→ Work instructions:
In the entries below, count the lines holding "color". Reply with the number only.

→ Extracted information:

_ _ _ _ _

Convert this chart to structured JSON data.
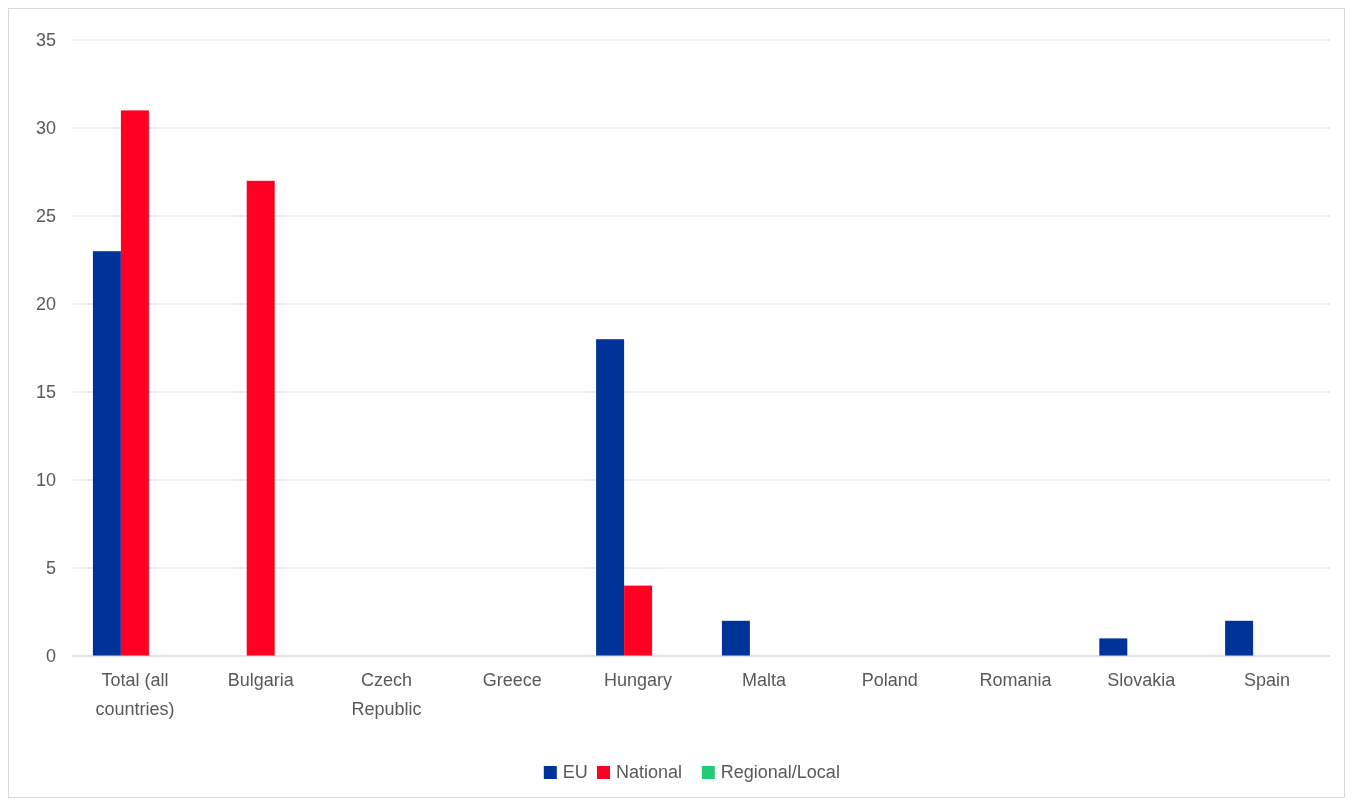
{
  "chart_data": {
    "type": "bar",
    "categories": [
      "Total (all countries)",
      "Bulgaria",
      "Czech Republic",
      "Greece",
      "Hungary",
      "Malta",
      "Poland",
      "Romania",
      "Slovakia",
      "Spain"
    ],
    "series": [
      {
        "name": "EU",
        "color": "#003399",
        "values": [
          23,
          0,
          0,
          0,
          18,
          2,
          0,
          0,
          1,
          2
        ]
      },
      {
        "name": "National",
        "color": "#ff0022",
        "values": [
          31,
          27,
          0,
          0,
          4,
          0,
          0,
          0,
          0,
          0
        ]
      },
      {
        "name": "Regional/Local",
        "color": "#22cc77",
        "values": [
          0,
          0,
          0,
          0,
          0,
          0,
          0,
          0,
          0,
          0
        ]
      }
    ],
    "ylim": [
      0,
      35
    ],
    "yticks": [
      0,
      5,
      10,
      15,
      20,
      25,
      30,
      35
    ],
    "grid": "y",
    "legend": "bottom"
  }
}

_ _ _ _ _

→ Task output:
3